In the listing below, find every line with the string "border" and pull it out.

Supplied material start

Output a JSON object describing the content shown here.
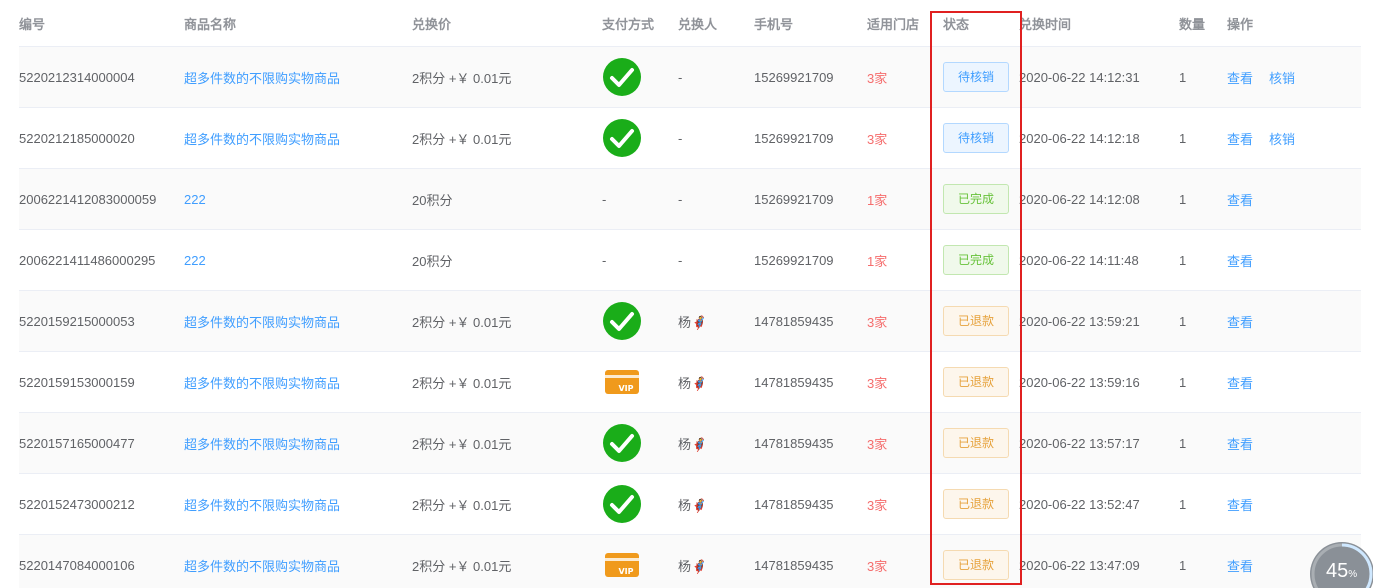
{
  "columns": [
    "编号",
    "商品名称",
    "兑换价",
    "支付方式",
    "兑换人",
    "手机号",
    "适用门店",
    "状态",
    "兑换时间",
    "数量",
    "操作"
  ],
  "rows": [
    {
      "id": "5220212314000004",
      "name": "超多件数的不限购实物商品",
      "price": "2积分 +￥ 0.01元",
      "payment": "wechat-pay-icon",
      "payment_text": "",
      "redeemer": "-",
      "phone": "15269921709",
      "stores": "3家",
      "status": "待核销",
      "status_type": "pending",
      "time": "2020-06-22 14:12:31",
      "qty": "1",
      "actions": [
        "查看",
        "核销"
      ]
    },
    {
      "id": "5220212185000020",
      "name": "超多件数的不限购实物商品",
      "price": "2积分 +￥ 0.01元",
      "payment": "wechat-pay-icon",
      "payment_text": "",
      "redeemer": "-",
      "phone": "15269921709",
      "stores": "3家",
      "status": "待核销",
      "status_type": "pending",
      "time": "2020-06-22 14:12:18",
      "qty": "1",
      "actions": [
        "查看",
        "核销"
      ]
    },
    {
      "id": "2006221412083000059",
      "name": "222",
      "price": "20积分",
      "payment": "none",
      "payment_text": "-",
      "redeemer": "-",
      "phone": "15269921709",
      "stores": "1家",
      "status": "已完成",
      "status_type": "done",
      "time": "2020-06-22 14:12:08",
      "qty": "1",
      "actions": [
        "查看"
      ]
    },
    {
      "id": "2006221411486000295",
      "name": "222",
      "price": "20积分",
      "payment": "none",
      "payment_text": "-",
      "redeemer": "-",
      "phone": "15269921709",
      "stores": "1家",
      "status": "已完成",
      "status_type": "done",
      "time": "2020-06-22 14:11:48",
      "qty": "1",
      "actions": [
        "查看"
      ]
    },
    {
      "id": "5220159215000053",
      "name": "超多件数的不限购实物商品",
      "price": "2积分 +￥ 0.01元",
      "payment": "wechat-pay-icon",
      "payment_text": "",
      "redeemer": "杨🦸",
      "phone": "14781859435",
      "stores": "3家",
      "status": "已退款",
      "status_type": "refund",
      "time": "2020-06-22 13:59:21",
      "qty": "1",
      "actions": [
        "查看"
      ]
    },
    {
      "id": "5220159153000159",
      "name": "超多件数的不限购实物商品",
      "price": "2积分 +￥ 0.01元",
      "payment": "vip-card-icon",
      "payment_text": "",
      "redeemer": "杨🦸",
      "phone": "14781859435",
      "stores": "3家",
      "status": "已退款",
      "status_type": "refund",
      "time": "2020-06-22 13:59:16",
      "qty": "1",
      "actions": [
        "查看"
      ]
    },
    {
      "id": "5220157165000477",
      "name": "超多件数的不限购实物商品",
      "price": "2积分 +￥ 0.01元",
      "payment": "wechat-pay-icon",
      "payment_text": "",
      "redeemer": "杨🦸",
      "phone": "14781859435",
      "stores": "3家",
      "status": "已退款",
      "status_type": "refund",
      "time": "2020-06-22 13:57:17",
      "qty": "1",
      "actions": [
        "查看"
      ]
    },
    {
      "id": "5220152473000212",
      "name": "超多件数的不限购实物商品",
      "price": "2积分 +￥ 0.01元",
      "payment": "wechat-pay-icon",
      "payment_text": "",
      "redeemer": "杨🦸",
      "phone": "14781859435",
      "stores": "3家",
      "status": "已退款",
      "status_type": "refund",
      "time": "2020-06-22 13:52:47",
      "qty": "1",
      "actions": [
        "查看"
      ]
    },
    {
      "id": "5220147084000106",
      "name": "超多件数的不限购实物商品",
      "price": "2积分 +￥ 0.01元",
      "payment": "vip-card-icon",
      "payment_text": "",
      "redeemer": "杨🦸",
      "phone": "14781859435",
      "stores": "3家",
      "status": "已退款",
      "status_type": "refund",
      "time": "2020-06-22 13:47:09",
      "qty": "1",
      "actions": [
        "查看"
      ]
    }
  ],
  "status_styles": {
    "pending": {
      "color": "#409eff",
      "bg": "#ecf5ff",
      "border": "#b3d8ff"
    },
    "done": {
      "color": "#67c23a",
      "bg": "#f0f9eb",
      "border": "#c2e7b0"
    },
    "refund": {
      "color": "#e6a23c",
      "bg": "#fdf6ec",
      "border": "#f5dab1"
    }
  },
  "colors": {
    "wechat_green": "#1aad19",
    "vip_orange": "#f09a1c",
    "highlight_red": "#e02020"
  },
  "progress": {
    "value": "45",
    "unit": "%",
    "fraction": 0.45
  }
}
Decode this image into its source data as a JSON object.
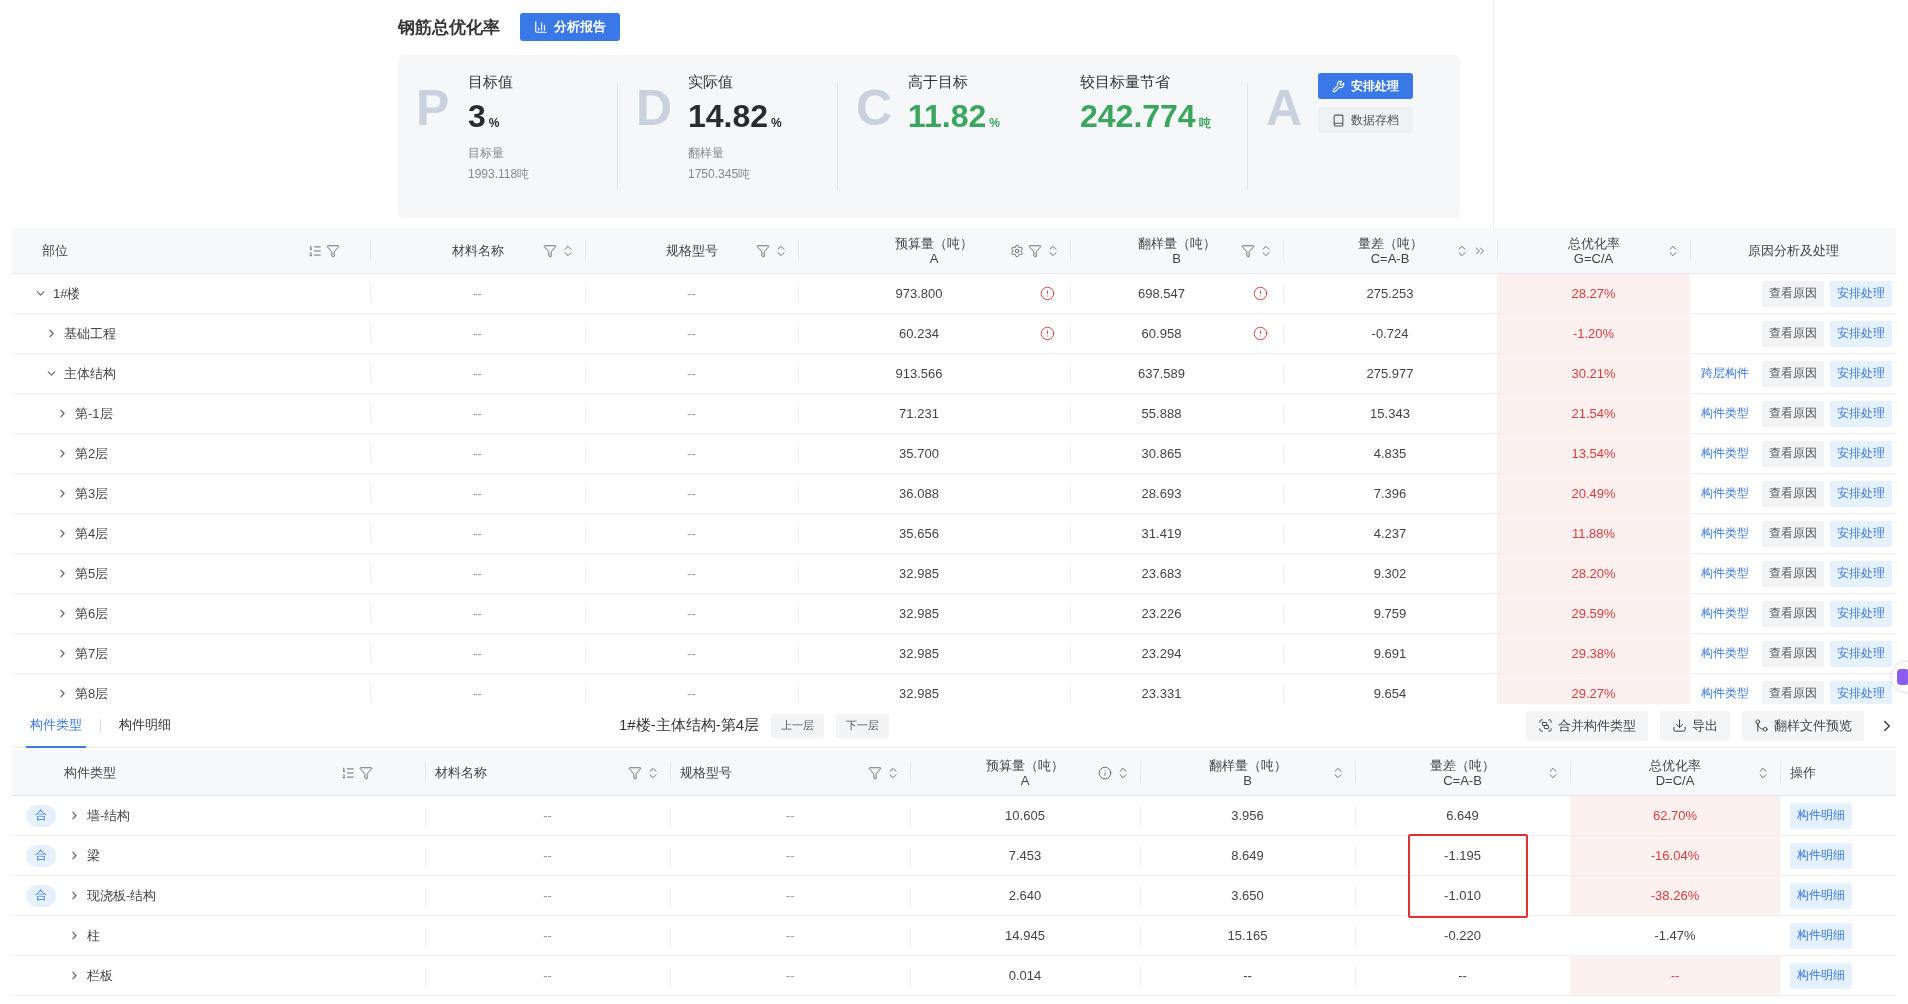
{
  "header": {
    "title": "钢筋总优化率",
    "report_button": "分析报告"
  },
  "kpi": {
    "groups": [
      {
        "letter": "P",
        "metrics": [
          {
            "label": "目标值",
            "value": "3",
            "unit": "%",
            "color": "#2b2b2b",
            "sub_label": "目标量",
            "sub_value": "1993.118吨"
          }
        ]
      },
      {
        "letter": "D",
        "metrics": [
          {
            "label": "实际值",
            "value": "14.82",
            "unit": "%",
            "color": "#2b2b2b",
            "sub_label": "翻样量",
            "sub_value": "1750.345吨"
          }
        ]
      },
      {
        "letter": "C",
        "metrics": [
          {
            "label": "高于目标",
            "value": "11.82",
            "unit": "%",
            "color": "#3aa55c"
          },
          {
            "label": "较目标量节省",
            "value": "242.774",
            "unit": "吨",
            "color": "#3aa55c"
          }
        ]
      },
      {
        "letter": "A",
        "actions": [
          {
            "label": "安排处理",
            "kind": "primary"
          },
          {
            "label": "数据存档",
            "kind": "secondary"
          }
        ]
      }
    ]
  },
  "main_table": {
    "columns": [
      {
        "label": "部位"
      },
      {
        "label": "材料名称"
      },
      {
        "label": "规格型号"
      },
      {
        "label": "预算量（吨）",
        "sub": "A"
      },
      {
        "label": "翻样量（吨）",
        "sub": "B"
      },
      {
        "label": "量差（吨）",
        "sub": "C=A-B"
      },
      {
        "label": "总优化率",
        "sub": "G=C/A"
      },
      {
        "label": "原因分析及处理"
      }
    ],
    "rows": [
      {
        "name": "1#楼",
        "expanded": true,
        "material": "--",
        "spec": "--",
        "budget": "973.800",
        "budget_warning": true,
        "layout": "698.547",
        "layout_warning": true,
        "diff": "275.253",
        "rate": "28.27%",
        "alert": true,
        "actions": [
          {
            "label": "查看原因",
            "kind": "gray"
          },
          {
            "label": "安排处理",
            "kind": "primary"
          }
        ],
        "children": [
          {
            "name": "基础工程",
            "expanded": false,
            "material": "--",
            "spec": "--",
            "budget": "60.234",
            "budget_warning": true,
            "layout": "60.958",
            "layout_warning": true,
            "diff": "-0.724",
            "rate": "-1.20%",
            "alert": true,
            "actions": [
              {
                "label": "查看原因",
                "kind": "gray"
              },
              {
                "label": "安排处理",
                "kind": "primary"
              }
            ]
          },
          {
            "name": "主体结构",
            "expanded": true,
            "material": "--",
            "spec": "--",
            "budget": "913.566",
            "budget_warning": false,
            "layout": "637.589",
            "layout_warning": false,
            "diff": "275.977",
            "rate": "30.21%",
            "alert": true,
            "actions": [
              {
                "label": "跨层构件",
                "kind": "link"
              },
              {
                "label": "查看原因",
                "kind": "gray"
              },
              {
                "label": "安排处理",
                "kind": "primary"
              }
            ],
            "children": [
              {
                "name": "第-1层",
                "expanded": false,
                "material": "--",
                "spec": "--",
                "budget": "71.231",
                "budget_warning": false,
                "layout": "55.888",
                "layout_warning": false,
                "diff": "15.343",
                "rate": "21.54%",
                "alert": true,
                "actions": [
                  {
                    "label": "构件类型",
                    "kind": "link"
                  },
                  {
                    "label": "查看原因",
                    "kind": "gray"
                  },
                  {
                    "label": "安排处理",
                    "kind": "primary"
                  }
                ]
              },
              {
                "name": "第2层",
                "expanded": false,
                "material": "--",
                "spec": "--",
                "budget": "35.700",
                "budget_warning": false,
                "layout": "30.865",
                "layout_warning": false,
                "diff": "4.835",
                "rate": "13.54%",
                "alert": true,
                "actions": [
                  {
                    "label": "构件类型",
                    "kind": "link"
                  },
                  {
                    "label": "查看原因",
                    "kind": "gray"
                  },
                  {
                    "label": "安排处理",
                    "kind": "primary"
                  }
                ]
              },
              {
                "name": "第3层",
                "expanded": false,
                "material": "--",
                "spec": "--",
                "budget": "36.088",
                "budget_warning": false,
                "layout": "28.693",
                "layout_warning": false,
                "diff": "7.396",
                "rate": "20.49%",
                "alert": true,
                "actions": [
                  {
                    "label": "构件类型",
                    "kind": "link"
                  },
                  {
                    "label": "查看原因",
                    "kind": "gray"
                  },
                  {
                    "label": "安排处理",
                    "kind": "primary"
                  }
                ]
              },
              {
                "name": "第4层",
                "expanded": false,
                "material": "--",
                "spec": "--",
                "budget": "35.656",
                "budget_warning": false,
                "layout": "31.419",
                "layout_warning": false,
                "diff": "4.237",
                "rate": "11.88%",
                "alert": true,
                "actions": [
                  {
                    "label": "构件类型",
                    "kind": "link"
                  },
                  {
                    "label": "查看原因",
                    "kind": "gray"
                  },
                  {
                    "label": "安排处理",
                    "kind": "primary"
                  }
                ]
              },
              {
                "name": "第5层",
                "expanded": false,
                "material": "--",
                "spec": "--",
                "budget": "32.985",
                "budget_warning": false,
                "layout": "23.683",
                "layout_warning": false,
                "diff": "9.302",
                "rate": "28.20%",
                "alert": true,
                "actions": [
                  {
                    "label": "构件类型",
                    "kind": "link"
                  },
                  {
                    "label": "查看原因",
                    "kind": "gray"
                  },
                  {
                    "label": "安排处理",
                    "kind": "primary"
                  }
                ]
              },
              {
                "name": "第6层",
                "expanded": false,
                "material": "--",
                "spec": "--",
                "budget": "32.985",
                "budget_warning": false,
                "layout": "23.226",
                "layout_warning": false,
                "diff": "9.759",
                "rate": "29.59%",
                "alert": true,
                "actions": [
                  {
                    "label": "构件类型",
                    "kind": "link"
                  },
                  {
                    "label": "查看原因",
                    "kind": "gray"
                  },
                  {
                    "label": "安排处理",
                    "kind": "primary"
                  }
                ]
              },
              {
                "name": "第7层",
                "expanded": false,
                "material": "--",
                "spec": "--",
                "budget": "32.985",
                "budget_warning": false,
                "layout": "23.294",
                "layout_warning": false,
                "diff": "9.691",
                "rate": "29.38%",
                "alert": true,
                "actions": [
                  {
                    "label": "构件类型",
                    "kind": "link"
                  },
                  {
                    "label": "查看原因",
                    "kind": "gray"
                  },
                  {
                    "label": "安排处理",
                    "kind": "primary"
                  }
                ]
              },
              {
                "name": "第8层",
                "expanded": false,
                "material": "--",
                "spec": "--",
                "budget": "32.985",
                "budget_warning": false,
                "layout": "23.331",
                "layout_warning": false,
                "diff": "9.654",
                "rate": "29.27%",
                "alert": true,
                "actions": [
                  {
                    "label": "构件类型",
                    "kind": "link"
                  },
                  {
                    "label": "查看原因",
                    "kind": "gray"
                  },
                  {
                    "label": "安排处理",
                    "kind": "primary"
                  }
                ]
              }
            ]
          }
        ]
      }
    ]
  },
  "detail": {
    "tabs": [
      {
        "label": "构件类型",
        "selected": true
      },
      {
        "label": "构件明细",
        "selected": false
      }
    ],
    "path": "1#楼-主体结构-第4层",
    "nav": [
      "上一层",
      "下一层"
    ],
    "tools": [
      {
        "label": "合并构件类型",
        "kind": "merge"
      },
      {
        "label": "导出",
        "kind": "export"
      },
      {
        "label": "翻样文件预览",
        "kind": "preview"
      }
    ],
    "columns": [
      {
        "label": "构件类型"
      },
      {
        "label": "材料名称"
      },
      {
        "label": "规格型号"
      },
      {
        "label": "预算量（吨）",
        "sub": "A"
      },
      {
        "label": "翻样量（吨）",
        "sub": "B"
      },
      {
        "label": "量差（吨）",
        "sub": "C=A-B"
      },
      {
        "label": "总优化率",
        "sub": "D=C/A"
      },
      {
        "label": "操作"
      }
    ],
    "rows": [
      {
        "badge": "合",
        "name": "墙-结构",
        "expanded": false,
        "material": "--",
        "spec": "--",
        "budget": "10.605",
        "layout": "3.956",
        "diff": "6.649",
        "rate": "62.70%",
        "alert": true,
        "annotated": false,
        "action": "构件明细"
      },
      {
        "badge": "合",
        "name": "梁",
        "expanded": false,
        "material": "--",
        "spec": "--",
        "budget": "7.453",
        "layout": "8.649",
        "diff": "-1.195",
        "rate": "-16.04%",
        "alert": true,
        "annotated": true,
        "action": "构件明细"
      },
      {
        "badge": "合",
        "name": "现浇板-结构",
        "expanded": false,
        "material": "--",
        "spec": "--",
        "budget": "2.640",
        "layout": "3.650",
        "diff": "-1.010",
        "rate": "-38.26%",
        "alert": true,
        "annotated": true,
        "action": "构件明细"
      },
      {
        "name": "柱",
        "expanded": false,
        "material": "--",
        "spec": "--",
        "budget": "14.945",
        "layout": "15.165",
        "diff": "-0.220",
        "rate": "-1.47%",
        "alert": false,
        "annotated": false,
        "action": "构件明细"
      },
      {
        "name": "栏板",
        "expanded": false,
        "material": "--",
        "spec": "--",
        "budget": "0.014",
        "layout": "--",
        "diff": "--",
        "rate": "--",
        "alert": true,
        "annotated": false,
        "action": "构件明细"
      }
    ]
  }
}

Supplied material end

→ **Task answer**:
      "border": "#b3d8ff"
      "border": "#c2e7b0"
      "border": "#f5dab1"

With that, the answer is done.